- _Task brief_:
Of all the lines in the material, how many contain the word "edition"? State the number alone.

- _Task inputs_:
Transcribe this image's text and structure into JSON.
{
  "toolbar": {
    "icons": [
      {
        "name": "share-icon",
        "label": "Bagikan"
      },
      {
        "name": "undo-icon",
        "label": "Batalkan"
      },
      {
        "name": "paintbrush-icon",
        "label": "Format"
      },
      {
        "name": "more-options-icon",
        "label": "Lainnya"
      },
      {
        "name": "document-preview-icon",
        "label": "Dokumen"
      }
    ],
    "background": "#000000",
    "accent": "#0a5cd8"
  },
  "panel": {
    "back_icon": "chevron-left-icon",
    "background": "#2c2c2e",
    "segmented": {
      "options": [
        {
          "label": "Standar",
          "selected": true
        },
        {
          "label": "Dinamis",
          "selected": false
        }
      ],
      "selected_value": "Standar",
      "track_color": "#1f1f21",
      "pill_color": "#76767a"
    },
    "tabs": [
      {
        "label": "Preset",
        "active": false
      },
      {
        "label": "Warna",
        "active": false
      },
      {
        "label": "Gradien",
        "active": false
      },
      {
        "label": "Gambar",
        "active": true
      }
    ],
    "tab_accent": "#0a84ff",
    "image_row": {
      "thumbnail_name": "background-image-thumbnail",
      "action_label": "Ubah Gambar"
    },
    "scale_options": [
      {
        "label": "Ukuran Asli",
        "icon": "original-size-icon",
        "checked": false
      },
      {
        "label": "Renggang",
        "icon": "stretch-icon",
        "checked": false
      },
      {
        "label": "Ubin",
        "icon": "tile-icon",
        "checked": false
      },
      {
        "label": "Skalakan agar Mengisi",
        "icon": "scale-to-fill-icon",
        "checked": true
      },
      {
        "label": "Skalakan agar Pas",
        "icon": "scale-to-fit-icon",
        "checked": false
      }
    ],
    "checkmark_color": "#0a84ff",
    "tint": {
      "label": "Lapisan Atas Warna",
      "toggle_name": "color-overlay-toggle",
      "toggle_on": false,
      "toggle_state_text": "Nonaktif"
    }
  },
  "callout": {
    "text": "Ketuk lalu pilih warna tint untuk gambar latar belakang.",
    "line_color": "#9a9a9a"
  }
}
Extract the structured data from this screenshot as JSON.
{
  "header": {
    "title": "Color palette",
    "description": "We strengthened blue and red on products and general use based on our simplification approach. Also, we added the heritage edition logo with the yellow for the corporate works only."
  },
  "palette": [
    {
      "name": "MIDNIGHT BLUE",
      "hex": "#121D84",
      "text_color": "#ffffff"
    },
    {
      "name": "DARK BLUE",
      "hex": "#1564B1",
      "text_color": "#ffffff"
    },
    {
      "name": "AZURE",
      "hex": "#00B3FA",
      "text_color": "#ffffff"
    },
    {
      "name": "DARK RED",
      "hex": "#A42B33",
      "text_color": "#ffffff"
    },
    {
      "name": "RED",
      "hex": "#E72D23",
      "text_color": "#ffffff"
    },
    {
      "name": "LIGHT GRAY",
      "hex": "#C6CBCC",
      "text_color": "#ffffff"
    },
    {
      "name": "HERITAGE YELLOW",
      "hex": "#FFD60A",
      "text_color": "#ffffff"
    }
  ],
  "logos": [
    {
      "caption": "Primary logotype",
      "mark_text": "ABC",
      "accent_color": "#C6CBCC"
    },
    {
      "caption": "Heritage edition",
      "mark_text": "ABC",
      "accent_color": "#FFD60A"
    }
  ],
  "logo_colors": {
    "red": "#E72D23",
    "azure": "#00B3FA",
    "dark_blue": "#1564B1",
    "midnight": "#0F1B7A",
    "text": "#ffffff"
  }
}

- _Full solution_:
2